**WHAT IS BEING ASKED**: Number each line of the items below in a single list, leaving out any blank lines.

**DATA LINES**:
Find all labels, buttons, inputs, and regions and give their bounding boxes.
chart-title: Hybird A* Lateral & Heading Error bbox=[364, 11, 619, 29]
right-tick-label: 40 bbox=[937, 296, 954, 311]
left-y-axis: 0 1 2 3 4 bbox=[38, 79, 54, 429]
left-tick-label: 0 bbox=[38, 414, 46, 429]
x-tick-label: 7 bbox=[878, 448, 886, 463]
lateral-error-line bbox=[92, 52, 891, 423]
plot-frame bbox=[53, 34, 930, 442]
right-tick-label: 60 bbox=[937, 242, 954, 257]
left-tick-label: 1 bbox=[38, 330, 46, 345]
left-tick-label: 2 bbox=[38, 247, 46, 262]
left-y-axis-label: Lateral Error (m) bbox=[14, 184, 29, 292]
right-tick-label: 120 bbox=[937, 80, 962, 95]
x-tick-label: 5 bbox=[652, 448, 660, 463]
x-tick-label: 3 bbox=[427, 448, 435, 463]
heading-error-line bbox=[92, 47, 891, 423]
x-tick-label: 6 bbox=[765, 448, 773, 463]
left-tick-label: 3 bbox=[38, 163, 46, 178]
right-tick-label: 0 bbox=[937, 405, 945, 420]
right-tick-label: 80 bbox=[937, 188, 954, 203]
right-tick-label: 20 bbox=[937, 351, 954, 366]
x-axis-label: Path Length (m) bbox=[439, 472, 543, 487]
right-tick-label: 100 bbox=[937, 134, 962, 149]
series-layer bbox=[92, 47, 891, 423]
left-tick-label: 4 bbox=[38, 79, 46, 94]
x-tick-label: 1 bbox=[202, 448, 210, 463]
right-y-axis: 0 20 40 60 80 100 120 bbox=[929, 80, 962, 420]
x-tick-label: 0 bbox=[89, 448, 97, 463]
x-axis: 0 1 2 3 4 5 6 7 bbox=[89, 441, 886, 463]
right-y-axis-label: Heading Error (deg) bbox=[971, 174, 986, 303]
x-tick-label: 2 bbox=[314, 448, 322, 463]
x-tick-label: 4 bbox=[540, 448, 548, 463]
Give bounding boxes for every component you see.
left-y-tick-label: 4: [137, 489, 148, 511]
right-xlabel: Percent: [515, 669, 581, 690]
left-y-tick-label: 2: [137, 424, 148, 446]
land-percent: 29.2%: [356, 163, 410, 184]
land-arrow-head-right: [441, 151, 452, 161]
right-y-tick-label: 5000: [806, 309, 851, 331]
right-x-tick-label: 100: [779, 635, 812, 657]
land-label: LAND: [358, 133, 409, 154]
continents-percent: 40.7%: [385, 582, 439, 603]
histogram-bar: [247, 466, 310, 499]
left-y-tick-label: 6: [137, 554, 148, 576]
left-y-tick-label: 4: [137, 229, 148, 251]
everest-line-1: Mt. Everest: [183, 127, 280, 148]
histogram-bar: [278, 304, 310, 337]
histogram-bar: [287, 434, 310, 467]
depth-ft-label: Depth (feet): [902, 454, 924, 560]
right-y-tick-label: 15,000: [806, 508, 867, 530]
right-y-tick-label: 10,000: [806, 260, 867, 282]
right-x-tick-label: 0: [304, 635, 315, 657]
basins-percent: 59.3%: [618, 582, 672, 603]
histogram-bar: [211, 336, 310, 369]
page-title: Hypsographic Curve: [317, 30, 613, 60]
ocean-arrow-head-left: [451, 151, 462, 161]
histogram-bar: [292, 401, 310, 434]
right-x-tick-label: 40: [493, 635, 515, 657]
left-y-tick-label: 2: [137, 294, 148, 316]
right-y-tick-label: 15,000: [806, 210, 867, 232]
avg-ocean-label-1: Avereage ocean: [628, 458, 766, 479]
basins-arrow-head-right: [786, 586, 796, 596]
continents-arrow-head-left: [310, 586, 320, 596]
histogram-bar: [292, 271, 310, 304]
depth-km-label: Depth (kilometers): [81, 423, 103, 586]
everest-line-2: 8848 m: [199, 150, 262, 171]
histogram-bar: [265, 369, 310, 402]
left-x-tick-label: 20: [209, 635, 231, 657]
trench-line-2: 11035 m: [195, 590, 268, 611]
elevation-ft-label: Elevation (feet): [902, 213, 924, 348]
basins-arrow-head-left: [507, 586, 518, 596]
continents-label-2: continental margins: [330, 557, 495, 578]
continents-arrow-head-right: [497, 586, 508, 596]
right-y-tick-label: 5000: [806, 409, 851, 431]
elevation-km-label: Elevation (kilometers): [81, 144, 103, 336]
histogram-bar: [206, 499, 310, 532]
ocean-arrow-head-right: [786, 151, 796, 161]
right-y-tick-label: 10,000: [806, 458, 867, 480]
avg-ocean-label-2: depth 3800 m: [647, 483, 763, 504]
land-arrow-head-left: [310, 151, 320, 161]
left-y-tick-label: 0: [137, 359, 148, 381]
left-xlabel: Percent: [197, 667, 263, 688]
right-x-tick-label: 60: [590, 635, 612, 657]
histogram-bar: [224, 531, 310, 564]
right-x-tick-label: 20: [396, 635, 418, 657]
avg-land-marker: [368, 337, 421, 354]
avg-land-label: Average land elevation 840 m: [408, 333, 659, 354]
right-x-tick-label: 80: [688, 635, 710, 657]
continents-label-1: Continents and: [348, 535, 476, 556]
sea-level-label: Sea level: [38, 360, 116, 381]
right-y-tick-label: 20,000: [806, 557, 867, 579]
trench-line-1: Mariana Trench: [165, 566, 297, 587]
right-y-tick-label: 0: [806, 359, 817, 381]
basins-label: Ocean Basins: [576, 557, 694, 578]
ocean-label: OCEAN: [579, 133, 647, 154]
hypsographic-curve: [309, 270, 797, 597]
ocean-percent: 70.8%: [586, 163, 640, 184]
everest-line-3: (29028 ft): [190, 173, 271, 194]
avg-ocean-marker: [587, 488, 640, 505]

**CORRECT OUTPUT**:
1. Find all labels, buttons, inputs, and regions and give their bounding boxes.
2. chart-title: Hybird A* Lateral & Heading Error bbox=[364, 11, 619, 29]
3. right-tick-label: 40 bbox=[937, 296, 954, 311]
4. left-y-axis: 0 1 2 3 4 bbox=[38, 79, 54, 429]
5. left-tick-label: 0 bbox=[38, 414, 46, 429]
6. x-tick-label: 7 bbox=[878, 448, 886, 463]
7. lateral-error-line bbox=[92, 52, 891, 423]
8. plot-frame bbox=[53, 34, 930, 442]
9. right-tick-label: 60 bbox=[937, 242, 954, 257]
10. left-tick-label: 1 bbox=[38, 330, 46, 345]
11. left-tick-label: 2 bbox=[38, 247, 46, 262]
12. left-y-axis-label: Lateral Error (m) bbox=[14, 184, 29, 292]
13. right-tick-label: 120 bbox=[937, 80, 962, 95]
14. x-tick-label: 5 bbox=[652, 448, 660, 463]
15. x-tick-label: 3 bbox=[427, 448, 435, 463]
16. heading-error-line bbox=[92, 47, 891, 423]
17. x-tick-label: 6 bbox=[765, 448, 773, 463]
18. left-tick-label: 3 bbox=[38, 163, 46, 178]
19. right-tick-label: 0 bbox=[937, 405, 945, 420]
20. right-tick-label: 80 bbox=[937, 188, 954, 203]
21. right-tick-label: 20 bbox=[937, 351, 954, 366]
22. x-axis-label: Path Length (m) bbox=[439, 472, 543, 487]
23. right-tick-label: 100 bbox=[937, 134, 962, 149]
24. series-layer bbox=[92, 47, 891, 423]
25. left-tick-label: 4 bbox=[38, 79, 46, 94]
26. x-tick-label: 1 bbox=[202, 448, 210, 463]
27. right-y-axis: 0 20 40 60 80 100 120 bbox=[929, 80, 962, 420]
28. x-tick-label: 0 bbox=[89, 448, 97, 463]
29. x-axis: 0 1 2 3 4 5 6 7 bbox=[89, 441, 886, 463]
30. right-y-axis-label: Heading Error (deg) bbox=[971, 174, 986, 303]
31. x-tick-label: 2 bbox=[314, 448, 322, 463]
32. x-tick-label: 4 bbox=[540, 448, 548, 463]
33. Give bounding boxes for every component you see.
34. left-y-tick-label: 4: [137, 489, 148, 511]
35. right-xlabel: Percent: [515, 669, 581, 690]
36. left-y-tick-label: 2: [137, 424, 148, 446]
37. land-percent: 29.2%: [356, 163, 410, 184]
38. land-arrow-head-right: [441, 151, 452, 161]
39. right-y-tick-label: 5000: [806, 309, 851, 331]
40. right-x-tick-label: 100: [779, 635, 812, 657]
41. land-label: LAND: [358, 133, 409, 154]
42. continents-percent: 40.7%: [385, 582, 439, 603]
43. histogram-bar: [247, 466, 310, 499]
44. left-y-tick-label: 6: [137, 554, 148, 576]
45. left-y-tick-label: 4: [137, 229, 148, 251]
46. everest-line-1: Mt. Everest: [183, 127, 280, 148]
47. histogram-bar: [278, 304, 310, 337]
48. histogram-bar: [287, 434, 310, 467]
49. depth-ft-label: Depth (feet): [902, 454, 924, 560]
50. right-y-tick-label: 15,000: [806, 508, 867, 530]
51. right-y-tick-label: 10,000: [806, 260, 867, 282]
52. right-x-tick-label: 0: [304, 635, 315, 657]
53. basins-percent: 59.3%: [618, 582, 672, 603]
54. histogram-bar: [211, 336, 310, 369]
55. page-title: Hypsographic Curve: [317, 30, 613, 60]
56. ocean-arrow-head-left: [451, 151, 462, 161]
57. histogram-bar: [292, 401, 310, 434]
58. right-x-tick-label: 40: [493, 635, 515, 657]
59. left-y-tick-label: 2: [137, 294, 148, 316]
60. right-y-tick-label: 15,000: [806, 210, 867, 232]
61. avg-ocean-label-1: Avereage ocean: [628, 458, 766, 479]
62. basins-arrow-head-right: [786, 586, 796, 596]
63. continents-arrow-head-left: [310, 586, 320, 596]
64. histogram-bar: [292, 271, 310, 304]
65. depth-km-label: Depth (kilometers): [81, 423, 103, 586]
66. everest-line-2: 8848 m: [199, 150, 262, 171]
67. histogram-bar: [265, 369, 310, 402]
68. left-x-tick-label: 20: [209, 635, 231, 657]
69. trench-line-2: 11035 m: [195, 590, 268, 611]
70. elevation-ft-label: Elevation (feet): [902, 213, 924, 348]
71. basins-arrow-head-left: [507, 586, 518, 596]
72. continents-label-2: continental margins: [330, 557, 495, 578]
73. continents-arrow-head-right: [497, 586, 508, 596]
74. right-y-tick-label: 5000: [806, 409, 851, 431]
75. elevation-km-label: Elevation (kilometers): [81, 144, 103, 336]
76. histogram-bar: [206, 499, 310, 532]
77. ocean-arrow-head-right: [786, 151, 796, 161]
78. right-y-tick-label: 10,000: [806, 458, 867, 480]
79. avg-ocean-label-2: depth 3800 m: [647, 483, 763, 504]
80. land-arrow-head-left: [310, 151, 320, 161]
81. left-y-tick-label: 0: [137, 359, 148, 381]
82. left-xlabel: Percent: [197, 667, 263, 688]
83. right-x-tick-label: 60: [590, 635, 612, 657]
84. histogram-bar: [224, 531, 310, 564]
85. right-x-tick-label: 20: [396, 635, 418, 657]
86. avg-land-marker: [368, 337, 421, 354]
87. avg-land-label: Average land elevation 840 m: [408, 333, 659, 354]
88. right-x-tick-label: 80: [688, 635, 710, 657]
89. continents-label-1: Continents and: [348, 535, 476, 556]
90. sea-level-label: Sea level: [38, 360, 116, 381]
91. right-y-tick-label: 20,000: [806, 557, 867, 579]
92. trench-line-1: Mariana Trench: [165, 566, 297, 587]
93. right-y-tick-label: 0: [806, 359, 817, 381]
94. basins-label: Ocean Basins: [576, 557, 694, 578]
95. ocean-label: OCEAN: [579, 133, 647, 154]
96. hypsographic-curve: [309, 270, 797, 597]
97. ocean-percent: 70.8%: [586, 163, 640, 184]
98. everest-line-3: (29028 ft): [190, 173, 271, 194]
99. avg-ocean-marker: [587, 488, 640, 505]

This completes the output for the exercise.